** Given task **
Write out the records that appear below, verbatim and complete, but without pictures.
--- start Provided records ---
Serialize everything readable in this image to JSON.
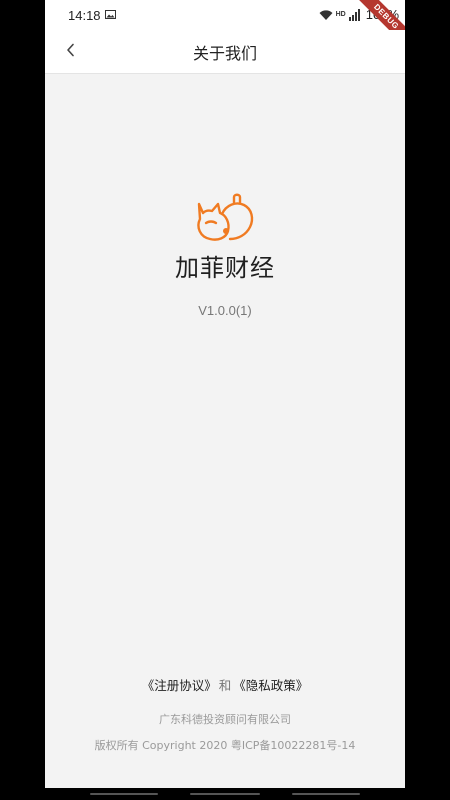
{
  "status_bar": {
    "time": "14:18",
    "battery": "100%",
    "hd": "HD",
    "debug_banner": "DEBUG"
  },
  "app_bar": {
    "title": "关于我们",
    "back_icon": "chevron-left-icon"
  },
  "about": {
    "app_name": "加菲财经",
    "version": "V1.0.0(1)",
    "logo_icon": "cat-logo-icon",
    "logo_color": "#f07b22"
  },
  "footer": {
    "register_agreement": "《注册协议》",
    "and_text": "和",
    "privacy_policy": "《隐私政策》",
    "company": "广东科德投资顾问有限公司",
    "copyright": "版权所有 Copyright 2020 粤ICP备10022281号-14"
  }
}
--- end Provided records ---
** Exercise answer **
Serialize everything readable in this image to JSON.
{
  "status_bar": {
    "time": "14:18",
    "battery": "100%",
    "hd": "HD",
    "debug_banner": "DEBUG"
  },
  "app_bar": {
    "title": "关于我们",
    "back_icon": "chevron-left-icon"
  },
  "about": {
    "app_name": "加菲财经",
    "version": "V1.0.0(1)",
    "logo_icon": "cat-logo-icon",
    "logo_color": "#f07b22"
  },
  "footer": {
    "register_agreement": "《注册协议》",
    "and_text": "和",
    "privacy_policy": "《隐私政策》",
    "company": "广东科德投资顾问有限公司",
    "copyright": "版权所有 Copyright 2020 粤ICP备10022281号-14"
  }
}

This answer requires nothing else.